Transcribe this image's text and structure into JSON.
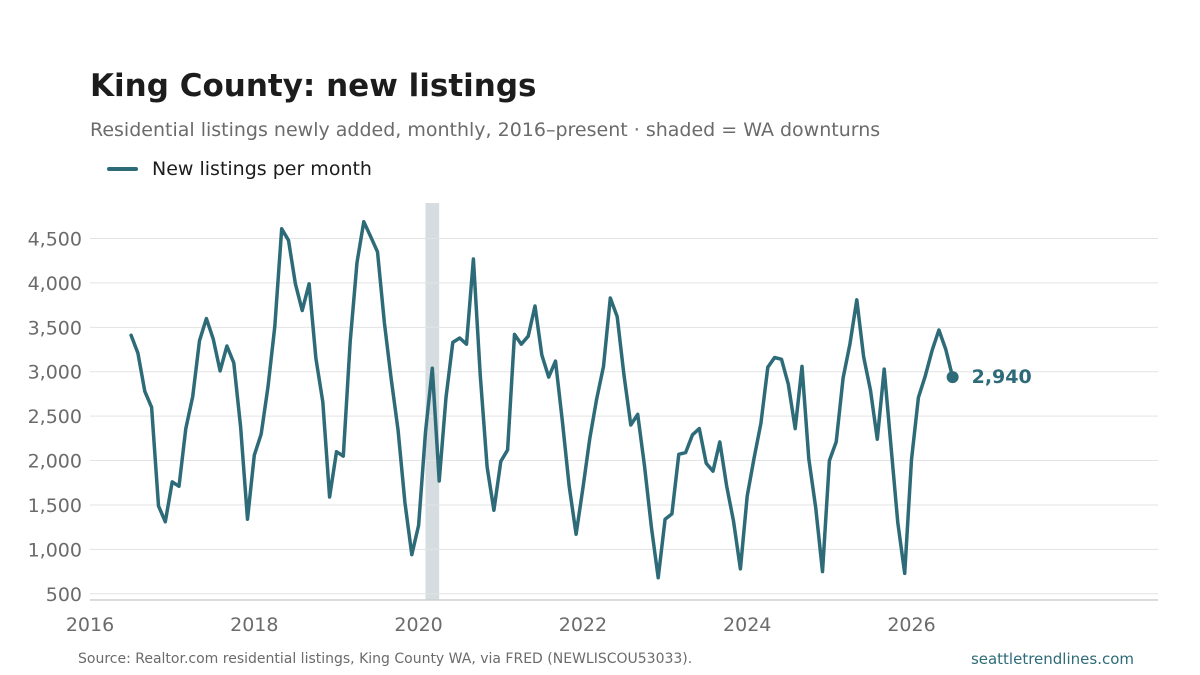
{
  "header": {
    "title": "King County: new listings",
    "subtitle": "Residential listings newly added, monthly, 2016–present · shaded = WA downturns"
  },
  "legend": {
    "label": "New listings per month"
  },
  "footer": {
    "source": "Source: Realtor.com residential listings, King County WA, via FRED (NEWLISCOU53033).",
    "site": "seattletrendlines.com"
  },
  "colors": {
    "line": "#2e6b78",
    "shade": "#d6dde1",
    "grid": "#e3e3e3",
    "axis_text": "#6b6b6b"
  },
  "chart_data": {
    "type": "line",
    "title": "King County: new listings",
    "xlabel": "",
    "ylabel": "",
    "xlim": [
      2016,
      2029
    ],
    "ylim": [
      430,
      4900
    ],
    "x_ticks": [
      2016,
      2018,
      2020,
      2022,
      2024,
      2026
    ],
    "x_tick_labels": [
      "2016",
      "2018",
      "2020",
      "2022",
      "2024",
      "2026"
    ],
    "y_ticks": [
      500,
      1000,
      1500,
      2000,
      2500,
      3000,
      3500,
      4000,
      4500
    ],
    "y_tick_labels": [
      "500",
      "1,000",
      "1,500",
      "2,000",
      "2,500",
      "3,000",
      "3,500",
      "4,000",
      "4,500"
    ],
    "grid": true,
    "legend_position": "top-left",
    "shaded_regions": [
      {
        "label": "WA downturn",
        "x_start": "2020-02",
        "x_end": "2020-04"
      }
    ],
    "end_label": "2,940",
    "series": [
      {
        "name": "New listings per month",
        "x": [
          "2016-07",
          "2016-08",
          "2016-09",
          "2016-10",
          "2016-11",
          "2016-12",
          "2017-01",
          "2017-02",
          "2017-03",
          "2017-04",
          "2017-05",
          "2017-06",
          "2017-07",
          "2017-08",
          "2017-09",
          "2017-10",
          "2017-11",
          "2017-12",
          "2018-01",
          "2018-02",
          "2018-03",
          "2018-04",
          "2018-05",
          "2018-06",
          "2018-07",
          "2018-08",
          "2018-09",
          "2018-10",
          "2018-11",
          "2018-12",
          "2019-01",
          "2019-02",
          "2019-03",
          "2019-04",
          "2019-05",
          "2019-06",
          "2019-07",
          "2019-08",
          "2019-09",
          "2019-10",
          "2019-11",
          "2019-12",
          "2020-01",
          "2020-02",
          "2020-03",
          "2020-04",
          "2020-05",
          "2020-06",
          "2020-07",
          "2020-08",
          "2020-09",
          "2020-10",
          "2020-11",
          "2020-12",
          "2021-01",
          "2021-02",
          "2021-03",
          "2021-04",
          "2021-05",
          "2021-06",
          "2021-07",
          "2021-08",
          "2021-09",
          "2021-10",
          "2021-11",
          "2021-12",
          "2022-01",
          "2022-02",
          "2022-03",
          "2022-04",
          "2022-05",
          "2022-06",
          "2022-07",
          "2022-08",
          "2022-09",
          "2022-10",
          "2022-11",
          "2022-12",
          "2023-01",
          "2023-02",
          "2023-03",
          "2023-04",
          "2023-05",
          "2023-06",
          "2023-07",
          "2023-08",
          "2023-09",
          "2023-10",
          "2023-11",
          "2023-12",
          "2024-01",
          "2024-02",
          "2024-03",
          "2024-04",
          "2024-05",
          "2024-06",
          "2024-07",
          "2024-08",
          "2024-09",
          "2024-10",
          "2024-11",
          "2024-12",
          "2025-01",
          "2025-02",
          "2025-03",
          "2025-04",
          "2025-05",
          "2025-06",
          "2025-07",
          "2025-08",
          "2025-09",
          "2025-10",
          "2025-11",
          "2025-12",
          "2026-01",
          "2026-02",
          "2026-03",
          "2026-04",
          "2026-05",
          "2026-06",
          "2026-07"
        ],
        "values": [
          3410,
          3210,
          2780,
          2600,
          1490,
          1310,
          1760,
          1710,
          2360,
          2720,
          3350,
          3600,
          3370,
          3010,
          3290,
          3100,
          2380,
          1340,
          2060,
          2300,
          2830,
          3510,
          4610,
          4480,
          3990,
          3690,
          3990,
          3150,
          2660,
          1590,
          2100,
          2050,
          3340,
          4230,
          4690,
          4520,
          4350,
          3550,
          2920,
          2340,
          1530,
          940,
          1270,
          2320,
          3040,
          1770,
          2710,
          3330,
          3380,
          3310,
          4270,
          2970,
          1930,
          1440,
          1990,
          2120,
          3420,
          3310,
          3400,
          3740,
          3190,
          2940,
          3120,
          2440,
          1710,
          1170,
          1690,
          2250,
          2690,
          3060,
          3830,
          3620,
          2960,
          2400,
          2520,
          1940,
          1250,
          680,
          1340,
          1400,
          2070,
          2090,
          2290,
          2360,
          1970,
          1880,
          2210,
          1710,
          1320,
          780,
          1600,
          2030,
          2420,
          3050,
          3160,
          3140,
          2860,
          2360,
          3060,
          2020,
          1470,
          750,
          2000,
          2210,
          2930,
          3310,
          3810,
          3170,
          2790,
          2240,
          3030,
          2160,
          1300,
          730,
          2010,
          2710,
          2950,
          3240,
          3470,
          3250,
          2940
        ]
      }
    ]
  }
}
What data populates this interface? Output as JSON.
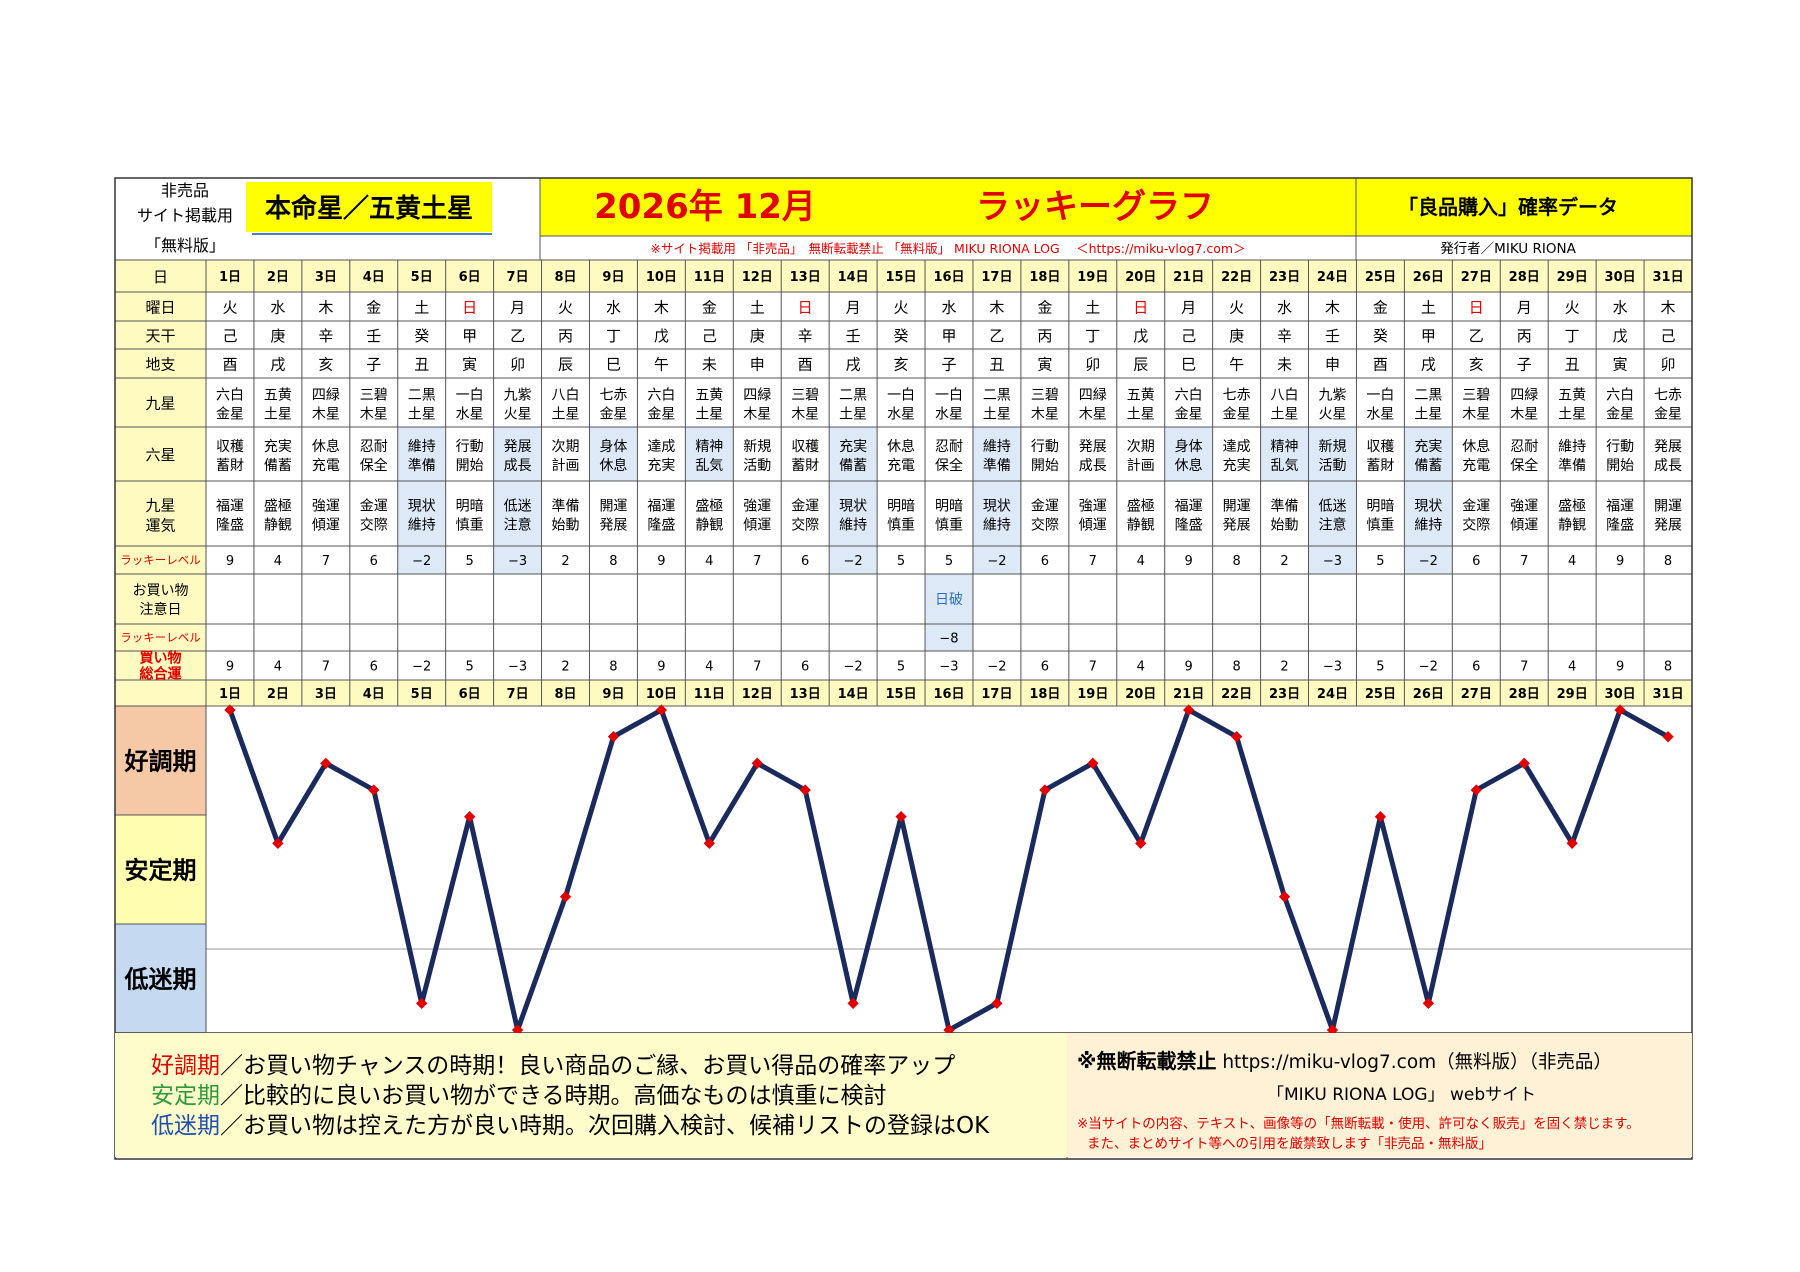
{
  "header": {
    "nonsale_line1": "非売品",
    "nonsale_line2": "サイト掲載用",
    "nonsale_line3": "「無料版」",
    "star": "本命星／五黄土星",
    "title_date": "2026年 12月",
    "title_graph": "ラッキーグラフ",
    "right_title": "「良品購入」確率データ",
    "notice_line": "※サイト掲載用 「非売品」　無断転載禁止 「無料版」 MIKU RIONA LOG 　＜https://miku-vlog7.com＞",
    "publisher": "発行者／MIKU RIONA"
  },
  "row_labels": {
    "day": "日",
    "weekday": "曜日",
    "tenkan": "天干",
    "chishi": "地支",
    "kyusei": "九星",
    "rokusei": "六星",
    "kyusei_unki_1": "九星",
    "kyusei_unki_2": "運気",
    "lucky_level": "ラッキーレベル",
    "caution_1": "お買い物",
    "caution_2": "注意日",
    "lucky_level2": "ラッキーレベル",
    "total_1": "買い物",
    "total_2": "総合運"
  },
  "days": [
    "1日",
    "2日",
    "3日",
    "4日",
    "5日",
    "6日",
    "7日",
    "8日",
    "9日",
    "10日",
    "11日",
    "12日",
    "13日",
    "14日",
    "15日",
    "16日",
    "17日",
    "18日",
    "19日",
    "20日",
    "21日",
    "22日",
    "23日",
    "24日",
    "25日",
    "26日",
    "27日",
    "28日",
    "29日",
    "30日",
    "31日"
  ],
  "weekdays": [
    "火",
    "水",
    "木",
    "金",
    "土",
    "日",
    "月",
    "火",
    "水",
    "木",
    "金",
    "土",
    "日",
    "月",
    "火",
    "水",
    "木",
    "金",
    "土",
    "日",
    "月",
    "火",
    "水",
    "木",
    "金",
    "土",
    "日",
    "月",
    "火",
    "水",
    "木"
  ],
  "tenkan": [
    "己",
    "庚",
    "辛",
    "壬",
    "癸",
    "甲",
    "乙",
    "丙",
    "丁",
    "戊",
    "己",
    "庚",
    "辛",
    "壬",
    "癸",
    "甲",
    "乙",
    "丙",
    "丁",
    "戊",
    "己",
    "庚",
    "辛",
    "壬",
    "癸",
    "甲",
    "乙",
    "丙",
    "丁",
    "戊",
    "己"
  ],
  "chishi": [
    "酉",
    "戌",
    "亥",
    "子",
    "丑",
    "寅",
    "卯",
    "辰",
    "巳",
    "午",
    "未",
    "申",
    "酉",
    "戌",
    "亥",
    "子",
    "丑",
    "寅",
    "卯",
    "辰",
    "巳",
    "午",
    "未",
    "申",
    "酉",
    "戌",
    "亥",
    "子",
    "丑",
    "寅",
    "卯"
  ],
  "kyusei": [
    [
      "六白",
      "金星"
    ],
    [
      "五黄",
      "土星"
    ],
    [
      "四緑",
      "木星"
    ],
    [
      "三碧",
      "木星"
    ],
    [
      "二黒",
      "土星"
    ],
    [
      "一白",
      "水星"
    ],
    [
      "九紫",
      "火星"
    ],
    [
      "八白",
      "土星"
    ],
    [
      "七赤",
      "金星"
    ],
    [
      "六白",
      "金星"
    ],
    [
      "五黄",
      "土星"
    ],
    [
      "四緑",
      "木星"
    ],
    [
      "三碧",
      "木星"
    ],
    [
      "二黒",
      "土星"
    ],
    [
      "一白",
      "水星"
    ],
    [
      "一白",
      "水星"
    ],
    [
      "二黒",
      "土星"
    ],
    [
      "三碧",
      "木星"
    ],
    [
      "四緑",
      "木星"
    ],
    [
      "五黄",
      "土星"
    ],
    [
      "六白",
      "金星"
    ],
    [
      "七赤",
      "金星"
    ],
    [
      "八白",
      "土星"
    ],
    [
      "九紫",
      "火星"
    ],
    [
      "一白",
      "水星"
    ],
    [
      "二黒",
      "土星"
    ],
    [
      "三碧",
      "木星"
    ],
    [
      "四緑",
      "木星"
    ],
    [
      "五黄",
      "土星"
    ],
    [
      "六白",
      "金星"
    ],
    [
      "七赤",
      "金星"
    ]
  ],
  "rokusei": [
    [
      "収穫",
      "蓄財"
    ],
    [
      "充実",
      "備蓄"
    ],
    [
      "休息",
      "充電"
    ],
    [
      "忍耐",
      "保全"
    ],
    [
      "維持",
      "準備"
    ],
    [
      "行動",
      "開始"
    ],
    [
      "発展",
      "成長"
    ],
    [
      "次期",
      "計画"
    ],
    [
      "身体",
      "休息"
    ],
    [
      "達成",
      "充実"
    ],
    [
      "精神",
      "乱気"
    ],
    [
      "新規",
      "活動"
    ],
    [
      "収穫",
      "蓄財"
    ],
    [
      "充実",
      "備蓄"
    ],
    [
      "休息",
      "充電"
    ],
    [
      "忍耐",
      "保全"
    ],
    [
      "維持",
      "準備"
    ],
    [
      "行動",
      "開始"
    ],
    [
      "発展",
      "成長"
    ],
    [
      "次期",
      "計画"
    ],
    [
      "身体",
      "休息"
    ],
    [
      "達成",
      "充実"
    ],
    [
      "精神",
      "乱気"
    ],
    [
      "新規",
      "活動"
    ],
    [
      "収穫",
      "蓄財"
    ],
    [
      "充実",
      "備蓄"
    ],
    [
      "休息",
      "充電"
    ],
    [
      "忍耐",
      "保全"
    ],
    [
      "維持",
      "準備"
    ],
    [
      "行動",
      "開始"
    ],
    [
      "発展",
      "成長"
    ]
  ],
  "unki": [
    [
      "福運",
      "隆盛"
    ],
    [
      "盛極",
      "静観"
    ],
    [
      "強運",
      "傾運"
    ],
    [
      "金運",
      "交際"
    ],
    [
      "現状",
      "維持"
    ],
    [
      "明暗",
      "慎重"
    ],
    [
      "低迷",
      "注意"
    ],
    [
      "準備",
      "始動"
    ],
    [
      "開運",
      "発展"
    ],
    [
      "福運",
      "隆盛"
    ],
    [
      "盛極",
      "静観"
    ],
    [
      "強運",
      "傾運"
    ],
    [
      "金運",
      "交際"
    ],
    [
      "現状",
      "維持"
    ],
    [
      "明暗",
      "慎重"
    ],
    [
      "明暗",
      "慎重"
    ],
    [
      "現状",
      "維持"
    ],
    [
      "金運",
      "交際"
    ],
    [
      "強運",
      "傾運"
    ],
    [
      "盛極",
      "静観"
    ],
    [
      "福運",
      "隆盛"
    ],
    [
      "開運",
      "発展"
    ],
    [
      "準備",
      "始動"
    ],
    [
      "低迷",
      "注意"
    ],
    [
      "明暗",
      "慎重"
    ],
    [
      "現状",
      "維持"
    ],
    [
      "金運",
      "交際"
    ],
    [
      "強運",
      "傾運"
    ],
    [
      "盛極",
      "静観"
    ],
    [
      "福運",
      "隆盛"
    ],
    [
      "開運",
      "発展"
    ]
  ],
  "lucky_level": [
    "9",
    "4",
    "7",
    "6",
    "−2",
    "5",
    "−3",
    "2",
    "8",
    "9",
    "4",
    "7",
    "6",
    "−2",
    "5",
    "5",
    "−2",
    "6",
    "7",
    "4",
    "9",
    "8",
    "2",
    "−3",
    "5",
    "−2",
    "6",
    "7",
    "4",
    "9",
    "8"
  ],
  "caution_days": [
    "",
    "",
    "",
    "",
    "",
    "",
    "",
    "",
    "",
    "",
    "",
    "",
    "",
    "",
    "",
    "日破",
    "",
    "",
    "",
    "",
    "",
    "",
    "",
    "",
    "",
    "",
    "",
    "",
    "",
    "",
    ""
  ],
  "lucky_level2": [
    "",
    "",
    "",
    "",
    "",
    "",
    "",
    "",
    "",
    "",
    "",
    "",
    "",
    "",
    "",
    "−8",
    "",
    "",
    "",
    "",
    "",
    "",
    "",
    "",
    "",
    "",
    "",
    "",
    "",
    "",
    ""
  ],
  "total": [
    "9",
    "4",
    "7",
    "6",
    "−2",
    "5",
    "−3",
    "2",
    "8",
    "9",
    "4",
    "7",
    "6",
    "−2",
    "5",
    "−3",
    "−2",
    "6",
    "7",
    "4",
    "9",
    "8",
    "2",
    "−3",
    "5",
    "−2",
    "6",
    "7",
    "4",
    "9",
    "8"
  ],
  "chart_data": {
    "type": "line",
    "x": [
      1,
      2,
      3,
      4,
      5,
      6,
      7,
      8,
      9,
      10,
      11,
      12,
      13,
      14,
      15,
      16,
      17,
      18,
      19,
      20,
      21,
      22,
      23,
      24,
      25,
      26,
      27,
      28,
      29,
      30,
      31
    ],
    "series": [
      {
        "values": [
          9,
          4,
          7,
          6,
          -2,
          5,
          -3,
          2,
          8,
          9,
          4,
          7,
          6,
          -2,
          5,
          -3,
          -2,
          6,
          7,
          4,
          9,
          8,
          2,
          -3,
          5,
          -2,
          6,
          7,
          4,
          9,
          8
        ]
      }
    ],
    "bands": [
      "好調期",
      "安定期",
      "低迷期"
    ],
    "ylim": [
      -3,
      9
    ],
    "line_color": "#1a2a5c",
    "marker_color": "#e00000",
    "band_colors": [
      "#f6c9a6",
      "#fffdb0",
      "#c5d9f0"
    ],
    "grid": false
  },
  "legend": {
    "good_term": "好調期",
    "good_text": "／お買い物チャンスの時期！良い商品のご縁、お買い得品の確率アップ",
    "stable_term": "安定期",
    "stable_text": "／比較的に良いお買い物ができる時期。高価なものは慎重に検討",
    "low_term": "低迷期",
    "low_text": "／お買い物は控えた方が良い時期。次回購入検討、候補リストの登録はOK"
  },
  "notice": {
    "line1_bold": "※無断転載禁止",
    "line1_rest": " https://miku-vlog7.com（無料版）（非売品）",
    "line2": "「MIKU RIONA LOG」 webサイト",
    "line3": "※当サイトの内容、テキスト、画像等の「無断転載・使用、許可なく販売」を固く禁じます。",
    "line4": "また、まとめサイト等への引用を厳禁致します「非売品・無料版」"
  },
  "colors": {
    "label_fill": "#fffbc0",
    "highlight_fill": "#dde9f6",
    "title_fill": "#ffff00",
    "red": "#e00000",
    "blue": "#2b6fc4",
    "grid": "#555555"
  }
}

* _DO THIS_:
Write out every line of the entries that holds the word "grid".

* _SOLUTION FOR THIS TASK_:
    "grid": "#e3e3e3",
    "grid": true,
    "grid": false
    "grid": "#555555"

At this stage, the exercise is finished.